-- Start --

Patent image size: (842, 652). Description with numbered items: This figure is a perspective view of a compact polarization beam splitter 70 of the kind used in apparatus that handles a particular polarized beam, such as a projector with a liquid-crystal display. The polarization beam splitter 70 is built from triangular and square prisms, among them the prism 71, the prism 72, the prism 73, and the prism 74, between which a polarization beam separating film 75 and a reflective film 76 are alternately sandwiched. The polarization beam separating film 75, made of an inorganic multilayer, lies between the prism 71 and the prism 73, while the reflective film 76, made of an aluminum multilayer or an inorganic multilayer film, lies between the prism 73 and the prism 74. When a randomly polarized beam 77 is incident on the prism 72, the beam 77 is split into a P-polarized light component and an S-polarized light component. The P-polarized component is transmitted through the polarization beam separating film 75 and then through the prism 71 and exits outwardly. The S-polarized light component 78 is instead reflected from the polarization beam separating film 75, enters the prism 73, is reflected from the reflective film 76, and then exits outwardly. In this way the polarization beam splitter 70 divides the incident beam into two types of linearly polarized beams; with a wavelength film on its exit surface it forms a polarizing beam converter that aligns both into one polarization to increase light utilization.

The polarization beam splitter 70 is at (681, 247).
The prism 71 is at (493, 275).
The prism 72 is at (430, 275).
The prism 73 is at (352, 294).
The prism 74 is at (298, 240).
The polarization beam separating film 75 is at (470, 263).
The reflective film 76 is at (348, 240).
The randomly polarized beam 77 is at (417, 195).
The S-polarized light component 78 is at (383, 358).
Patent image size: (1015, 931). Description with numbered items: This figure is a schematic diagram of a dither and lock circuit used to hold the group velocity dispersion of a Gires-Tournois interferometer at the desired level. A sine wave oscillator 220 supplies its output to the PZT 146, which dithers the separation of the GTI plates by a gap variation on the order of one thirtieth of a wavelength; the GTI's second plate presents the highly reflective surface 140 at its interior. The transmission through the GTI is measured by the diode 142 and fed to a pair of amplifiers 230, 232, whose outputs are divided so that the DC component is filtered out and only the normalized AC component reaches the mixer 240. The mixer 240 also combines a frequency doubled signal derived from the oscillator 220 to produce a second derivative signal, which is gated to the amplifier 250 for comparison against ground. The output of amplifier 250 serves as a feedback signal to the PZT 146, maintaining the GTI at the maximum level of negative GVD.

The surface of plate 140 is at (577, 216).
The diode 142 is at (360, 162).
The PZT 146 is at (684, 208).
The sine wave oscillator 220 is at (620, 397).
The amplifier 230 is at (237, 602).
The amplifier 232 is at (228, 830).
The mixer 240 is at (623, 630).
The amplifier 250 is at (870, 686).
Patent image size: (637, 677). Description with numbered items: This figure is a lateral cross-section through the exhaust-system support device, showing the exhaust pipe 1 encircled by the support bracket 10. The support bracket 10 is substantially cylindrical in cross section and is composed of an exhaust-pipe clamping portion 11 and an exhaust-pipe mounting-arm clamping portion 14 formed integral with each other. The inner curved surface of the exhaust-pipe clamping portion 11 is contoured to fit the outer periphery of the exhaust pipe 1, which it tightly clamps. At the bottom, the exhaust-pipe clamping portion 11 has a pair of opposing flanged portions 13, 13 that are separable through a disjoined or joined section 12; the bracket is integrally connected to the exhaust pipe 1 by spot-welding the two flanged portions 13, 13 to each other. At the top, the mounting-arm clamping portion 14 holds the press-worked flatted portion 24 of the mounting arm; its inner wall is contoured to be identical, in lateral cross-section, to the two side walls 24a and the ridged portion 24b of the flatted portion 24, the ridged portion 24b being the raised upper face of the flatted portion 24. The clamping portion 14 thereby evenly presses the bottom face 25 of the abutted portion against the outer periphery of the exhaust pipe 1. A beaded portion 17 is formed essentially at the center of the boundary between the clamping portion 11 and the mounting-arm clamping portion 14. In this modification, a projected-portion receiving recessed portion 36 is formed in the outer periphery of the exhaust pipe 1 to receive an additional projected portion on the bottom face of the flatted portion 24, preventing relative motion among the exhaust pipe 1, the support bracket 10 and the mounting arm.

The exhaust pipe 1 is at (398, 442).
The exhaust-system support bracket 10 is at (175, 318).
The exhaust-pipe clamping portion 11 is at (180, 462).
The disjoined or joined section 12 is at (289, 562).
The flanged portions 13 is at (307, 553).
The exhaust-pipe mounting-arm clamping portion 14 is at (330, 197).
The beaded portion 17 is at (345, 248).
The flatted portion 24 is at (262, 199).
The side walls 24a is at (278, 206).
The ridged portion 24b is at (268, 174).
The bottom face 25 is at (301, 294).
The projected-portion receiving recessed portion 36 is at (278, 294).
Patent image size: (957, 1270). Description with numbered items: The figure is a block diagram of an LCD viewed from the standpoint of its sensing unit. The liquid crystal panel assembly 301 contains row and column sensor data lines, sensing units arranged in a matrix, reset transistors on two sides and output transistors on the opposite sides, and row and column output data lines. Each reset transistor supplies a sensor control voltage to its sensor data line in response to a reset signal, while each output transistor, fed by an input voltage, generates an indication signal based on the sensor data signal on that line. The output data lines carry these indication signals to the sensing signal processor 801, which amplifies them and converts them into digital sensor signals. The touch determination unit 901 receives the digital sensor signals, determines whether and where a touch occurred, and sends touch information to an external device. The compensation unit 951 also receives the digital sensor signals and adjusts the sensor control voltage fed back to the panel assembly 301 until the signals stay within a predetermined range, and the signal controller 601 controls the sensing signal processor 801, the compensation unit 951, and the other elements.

-- End --

> **Prompt**: Render every line of the four records above as one numbered list, leaving out the blank lines.

> **Answer to the problem**:
1. Patent image size: (842, 652). Description with numbered items: This figure is a perspective view of a compact polarization beam splitter 70 of the kind used in apparatus that handles a particular polarized beam, such as a projector with a liquid-crystal display. The polarization beam splitter 70 is built from triangular and square prisms, among them the prism 71, the prism 72, the prism 73, and the prism 74, between which a polarization beam separating film 75 and a reflective film 76 are alternately sandwiched. The polarization beam separating film 75, made of an inorganic multilayer, lies between the prism 71 and the prism 73, while the reflective film 76, made of an aluminum multilayer or an inorganic multilayer film, lies between the prism 73 and the prism 74. When a randomly polarized beam 77 is incident on the prism 72, the beam 77 is split into a P-polarized light component and an S-polarized light component. The P-polarized component is transmitted through the polarization beam separating film 75 and then through the prism 71 and exits outwardly. The S-polarized light component 78 is instead reflected from the polarization beam separating film 75, enters the prism 73, is reflected from the reflective film 76, and then exits outwardly. In this way the polarization beam splitter 70 divides the incident beam into two types of linearly polarized beams; with a wavelength film on its exit surface it forms a polarizing beam converter that aligns both into one polarization to increase light utilization.
2. The polarization beam splitter 70 is at (681, 247).
3. The prism 71 is at (493, 275).
4. The prism 72 is at (430, 275).
5. The prism 73 is at (352, 294).
6. The prism 74 is at (298, 240).
7. The polarization beam separating film 75 is at (470, 263).
8. The reflective film 76 is at (348, 240).
9. The randomly polarized beam 77 is at (417, 195).
10. The S-polarized light component 78 is at (383, 358).
11. Patent image size: (1015, 931). Description with numbered items: This figure is a schematic diagram of a dither and lock circuit used to hold the group velocity dispersion of a Gires-Tournois interferometer at the desired level. A sine wave oscillator 220 supplies its output to the PZT 146, which dithers the separation of the GTI plates by a gap variation on the order of one thirtieth of a wavelength; the GTI's second plate presents the highly reflective surface 140 at its interior. The transmission through the GTI is measured by the diode 142 and fed to a pair of amplifiers 230, 232, whose outputs are divided so that the DC component is filtered out and only the normalized AC component reaches the mixer 240. The mixer 240 also combines a frequency doubled signal derived from the oscillator 220 to produce a second derivative signal, which is gated to the amplifier 250 for comparison against ground. The output of amplifier 250 serves as a feedback signal to the PZT 146, maintaining the GTI at the maximum level of negative GVD.
12. The surface of plate 140 is at (577, 216).
13. The diode 142 is at (360, 162).
14. The PZT 146 is at (684, 208).
15. The sine wave oscillator 220 is at (620, 397).
16. The amplifier 230 is at (237, 602).
17. The amplifier 232 is at (228, 830).
18. The mixer 240 is at (623, 630).
19. The amplifier 250 is at (870, 686).
20. Patent image size: (637, 677). Description with numbered items: This figure is a lateral cross-section through the exhaust-system support device, showing the exhaust pipe 1 encircled by the support bracket 10. The support bracket 10 is substantially cylindrical in cross section and is composed of an exhaust-pipe clamping portion 11 and an exhaust-pipe mounting-arm clamping portion 14 formed integral with each other. The inner curved surface of the exhaust-pipe clamping portion 11 is contoured to fit the outer periphery of the exhaust pipe 1, which it tightly clamps. At the bottom, the exhaust-pipe clamping portion 11 has a pair of opposing flanged portions 13, 13 that are separable through a disjoined or joined section 12; the bracket is integrally connected to the exhaust pipe 1 by spot-welding the two flanged portions 13, 13 to each other. At the top, the mounting-arm clamping portion 14 holds the press-worked flatted portion 24 of the mounting arm; its inner wall is contoured to be identical, in lateral cross-section, to the two side walls 24a and the ridged portion 24b of the flatted portion 24, the ridged portion 24b being the raised upper face of the flatted portion 24. The clamping portion 14 thereby evenly presses the bottom face 25 of the abutted portion against the outer periphery of the exhaust pipe 1. A beaded portion 17 is formed essentially at the center of the boundary between the clamping portion 11 and the mounting-arm clamping portion 14. In this modification, a projected-portion receiving recessed portion 36 is formed in the outer periphery of the exhaust pipe 1 to receive an additional projected portion on the bottom face of the flatted portion 24, preventing relative motion among the exhaust pipe 1, the support bracket 10 and the mounting arm.
21. The exhaust pipe 1 is at (398, 442).
22. The exhaust-system support bracket 10 is at (175, 318).
23. The exhaust-pipe clamping portion 11 is at (180, 462).
24. The disjoined or joined section 12 is at (289, 562).
25. The flanged portions 13 is at (307, 553).
26. The exhaust-pipe mounting-arm clamping portion 14 is at (330, 197).
27. The beaded portion 17 is at (345, 248).
28. The flatted portion 24 is at (262, 199).
29. The side walls 24a is at (278, 206).
30. The ridged portion 24b is at (268, 174).
31. The bottom face 25 is at (301, 294).
32. The projected-portion receiving recessed portion 36 is at (278, 294).
33. Patent image size: (957, 1270). Description with numbered items: The figure is a block diagram of an LCD viewed from the standpoint of its sensing unit. The liquid crystal panel assembly 301 contains row and column sensor data lines, sensing units arranged in a matrix, reset transistors on two sides and output transistors on the opposite sides, and row and column output data lines. Each reset transistor supplies a sensor control voltage to its sensor data line in response to a reset signal, while each output transistor, fed by an input voltage, generates an indication signal based on the sensor data signal on that line. The output data lines carry these indication signals to the sensing signal processor 801, which amplifies them and converts them into digital sensor signals. The touch determination unit 901 receives the digital sensor signals, determines whether and where a touch occurred, and sends touch information to an external device. The compensation unit 951 also receives the digital sensor signals and adjusts the sensor control voltage fed back to the panel assembly 301 until the signals stay within a predetermined range, and the signal controller 601 controls the sensing signal processor 801, the compensation unit 951, and the other elements.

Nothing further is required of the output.